++++ HALAMAN

Nasional

Kajian IESR: Pengetatan Standar BBM Euro IV Dapat Kurangi Polusi Udara Hingga 80 Persen

Kaltim Today
19 November 2024 20:35
Kajian IESR: Pengetatan Standar BBM Euro IV Dapat Kurangi Polusi Udara Hingga 80 Persen
Julius Christian, Analis Senior IESR.

JAKARTA, Kaltimtoday.co - Polusi udara dari sektor transportasi terus menjadi perhatian utama di Indonesia, terutama akibat penggunaan bahan bakar minyak (BBM) berkualitas rendah. Untuk mengatasi masalah ini, pemerintah perlu segera memperketat standar kualitas BBM yang dijual di Indonesia.

Dalam kajian bertajuk “Analisis Dampak Kebijakan Pengetatan Standar Kualitas BBM pada Aspek Lingkungan, Kesehatan, dan Ekonomi”, yang diluncurkan pada Selasa (19/11/2024) oleh Institute for Essential Services Reform (IESR), Center of Reform on Economics (CORE Indonesia), Komite Penghapusan Bensin Bertimbel (KPBB), dan Research Center for Climate Change Universitas Indonesia (RCCC-UI), pengetatan standar BBM setara Euro IV dinilai dapat memberikan dampak signifikan pada kualitas udara, kesehatan masyarakat, serta perekonomian.

Direktur Eksekutif IESR, Fabby Tumiwa, mengungkapkan bahwa sektor transportasi menyumbang sekitar 45 persen polusi udara di Jakarta, dengan mayoritas BBM yang digunakan seperti Pertalite dan Pertamax masih mengandung sulfur hingga 150–400 ppm, jauh melebihi standar Euro IV yang membatasi maksimal 50 ppm.

++++++++

# KERJAKAN TUGAS BERIKUT
1) Apakah pernyataan (a), (b), dan (c) sesuai dengan berita tentang standar BBM itu? Jawab ya atau tidak untuk masing-masing, disertai kutipan persis kata-kata penentunya dari berita. (a) Sektor transportasi menyumbang sekitar 45 persen polusi udara di Jakarta. (b) Standar Euro IV membatasi kandungan sulfur maksimal 150 ppm. (c) Kajian tersebut diluncurkan pada hari Senin.
2) Tuliskan kembali tanpa perubahan seluruh bagian berita tentang standar BBM itu, mulai dari "Dalam kajian bertajuk" sampai dengan "maksimal 50 ppm.".
Data tidak dipakai sama sekali di sini.

++++ DATA TERLAMPIR

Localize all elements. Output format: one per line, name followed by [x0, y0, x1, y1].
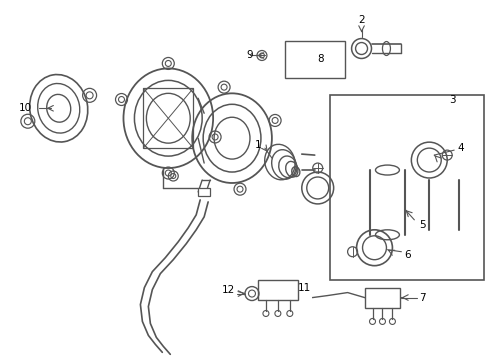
Text: 4: 4 — [457, 143, 464, 153]
Bar — [330, 95, 484, 280]
Text: 9: 9 — [246, 50, 253, 60]
Bar — [258, 280, 298, 300]
Text: 6: 6 — [404, 250, 411, 260]
Bar — [285, 41, 344, 78]
Text: 10: 10 — [19, 103, 32, 113]
Bar — [365, 288, 400, 307]
Text: 5: 5 — [419, 220, 426, 230]
Text: 8: 8 — [318, 54, 324, 64]
Text: 7: 7 — [419, 293, 426, 302]
Bar — [198, 188, 210, 196]
Text: 11: 11 — [298, 283, 311, 293]
Text: 1: 1 — [255, 140, 261, 150]
Bar — [144, 88, 193, 148]
Text: 2: 2 — [358, 15, 365, 24]
Text: 3: 3 — [449, 95, 456, 105]
Text: 12: 12 — [222, 284, 235, 294]
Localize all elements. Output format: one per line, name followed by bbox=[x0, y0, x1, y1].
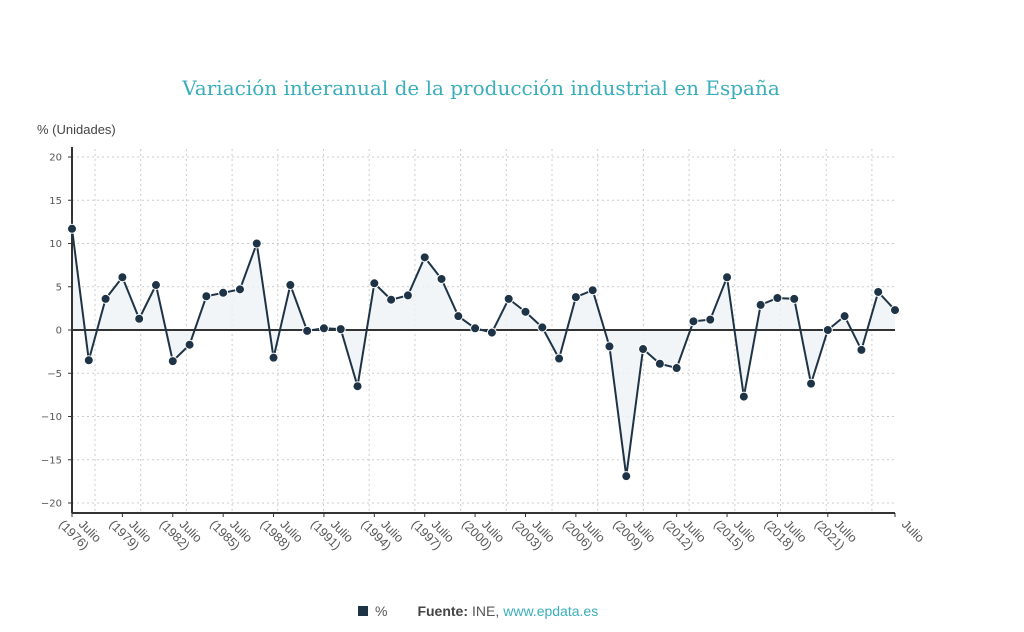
chart-footer: % Fuente: INE, www.epdata.es bbox=[358, 603, 598, 619]
y-axis-label: % (Unidades) bbox=[37, 122, 116, 137]
data-point bbox=[150, 280, 161, 291]
x-tick-label: Julio(2021) bbox=[812, 517, 860, 552]
x-tick-label: Julio(2000) bbox=[459, 517, 507, 552]
y-tick-label: 5 bbox=[56, 282, 62, 293]
x-tick-label: Julio(2003) bbox=[510, 517, 558, 552]
y-tick-label: 20 bbox=[49, 153, 62, 164]
y-tick-label: −10 bbox=[41, 412, 62, 423]
x-tick-label: Julio(1976) bbox=[56, 517, 104, 552]
x-tick-label: Julio bbox=[899, 517, 927, 545]
data-point bbox=[587, 285, 598, 296]
data-point bbox=[873, 286, 884, 297]
x-tick-label: Julio(2006) bbox=[560, 517, 608, 552]
x-tick-label: Julio(1985) bbox=[207, 517, 255, 552]
data-point bbox=[268, 352, 279, 363]
source-text: INE, bbox=[472, 603, 500, 619]
y-tick-label: −5 bbox=[47, 369, 62, 380]
data-point bbox=[251, 238, 262, 249]
y-tick-label: 0 bbox=[56, 326, 62, 337]
series-line bbox=[71, 228, 896, 477]
x-tick-label: Julio(1994) bbox=[358, 517, 406, 552]
data-point bbox=[789, 293, 800, 304]
x-tick-label: Julio(1997) bbox=[409, 517, 457, 552]
data-points bbox=[67, 223, 900, 482]
data-point bbox=[453, 311, 464, 322]
y-tick-label: 15 bbox=[49, 196, 62, 207]
data-point bbox=[486, 327, 497, 338]
x-tick-label: Julio(2018) bbox=[762, 517, 810, 552]
data-point bbox=[856, 344, 867, 355]
data-point bbox=[738, 391, 749, 402]
data-point bbox=[335, 324, 346, 335]
data-point bbox=[537, 322, 548, 333]
data-point bbox=[369, 278, 380, 289]
data-point bbox=[100, 293, 111, 304]
data-point bbox=[184, 339, 195, 350]
data-point bbox=[806, 378, 817, 389]
y-tick-label: 10 bbox=[49, 239, 62, 250]
x-tick-label: Julio(2015) bbox=[711, 517, 759, 552]
data-point bbox=[520, 306, 531, 317]
x-tick-label: Julio(1979) bbox=[106, 517, 154, 552]
data-point bbox=[352, 381, 363, 392]
data-point bbox=[386, 294, 397, 305]
data-point bbox=[755, 299, 766, 310]
data-point bbox=[470, 323, 481, 334]
data-point bbox=[67, 223, 77, 234]
data-point bbox=[218, 287, 229, 298]
data-point bbox=[688, 316, 699, 327]
x-tick-label: Julio(1988) bbox=[258, 517, 306, 552]
data-point bbox=[554, 353, 565, 364]
source-link[interactable]: www.epdata.es bbox=[503, 603, 599, 619]
data-point bbox=[671, 363, 682, 374]
x-tick-label: Julio(1991) bbox=[308, 517, 356, 552]
data-point bbox=[234, 284, 245, 295]
data-point bbox=[117, 272, 128, 283]
x-tick-label: Julio(2009) bbox=[610, 517, 658, 552]
data-point bbox=[772, 292, 783, 303]
x-tick-labels: Julio(1976) Julio(1979) Julio(1982) Julio(1… bbox=[56, 513, 927, 553]
data-point bbox=[419, 252, 430, 263]
x-tick-label: Julio(2012) bbox=[661, 517, 709, 552]
y-tick-label: −15 bbox=[41, 455, 62, 466]
data-point bbox=[621, 471, 632, 482]
data-point bbox=[436, 273, 447, 284]
data-point bbox=[839, 311, 850, 322]
y-tick-label: −20 bbox=[41, 499, 62, 510]
data-point bbox=[890, 305, 900, 316]
x-tick-label: Julio(1982) bbox=[157, 517, 205, 552]
data-point bbox=[285, 280, 296, 291]
data-point bbox=[83, 355, 94, 366]
data-point bbox=[402, 290, 413, 301]
legend-swatch[interactable] bbox=[358, 606, 368, 616]
data-point bbox=[638, 344, 649, 355]
data-point bbox=[201, 291, 212, 302]
chart-title: Variación interanual de la producción in… bbox=[182, 76, 780, 100]
data-point bbox=[705, 314, 716, 325]
x-tick-label-line1: Julio bbox=[899, 517, 927, 545]
legend-label[interactable]: % bbox=[375, 603, 388, 619]
data-point bbox=[167, 356, 178, 367]
data-point bbox=[503, 293, 514, 304]
data-point bbox=[134, 313, 145, 324]
data-point bbox=[570, 292, 581, 303]
data-point bbox=[302, 325, 313, 336]
data-point bbox=[318, 323, 329, 334]
data-point bbox=[822, 325, 833, 335]
data-point bbox=[604, 341, 615, 352]
data-point bbox=[722, 272, 733, 283]
source-label: Fuente: bbox=[417, 603, 469, 619]
y-tick-labels: 20 15 10 5 0 −5 −10 −15 −20 bbox=[41, 153, 72, 510]
area-fill bbox=[72, 228, 895, 477]
data-point bbox=[654, 358, 665, 369]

++++++++

# JAWABAN BERURUTAN
1)
(a) Ya: "sektor transportasi menyumbang sekitar 45 persen polusi udara di Jakarta"
(b) Tidak: "standar Euro IV yang membatasi maksimal 50 ppm"
(c) Tidak: "diluncurkan pada Selasa (19/11/2024)"

2)
Dalam kajian bertajuk “Analisis Dampak Kebijakan Pengetatan Standar Kualitas BBM pada Aspek Lingkungan, Kesehatan, dan Ekonomi”, yang diluncurkan pada Selasa (19/11/2024) oleh Institute for Essential Services Reform (IESR), Center of Reform on Economics (CORE Indonesia), Komite Penghapusan Bensin Bertimbel (KPBB), dan Research Center for Climate Change Universitas Indonesia (RCCC-UI), pengetatan standar BBM setara Euro IV dinilai dapat memberikan dampak signifikan pada kualitas udara, kesehatan masyarakat, serta perekonomian.

Direktur Eksekutif IESR, Fabby Tumiwa, mengungkapkan bahwa sektor transportasi menyumbang sekitar 45 persen polusi udara di Jakarta, dengan mayoritas BBM yang digunakan seperti Pertalite dan Pertamax masih mengandung sulfur hingga 150–400 ppm, jauh melebihi standar Euro IV yang membatasi maksimal 50 ppm.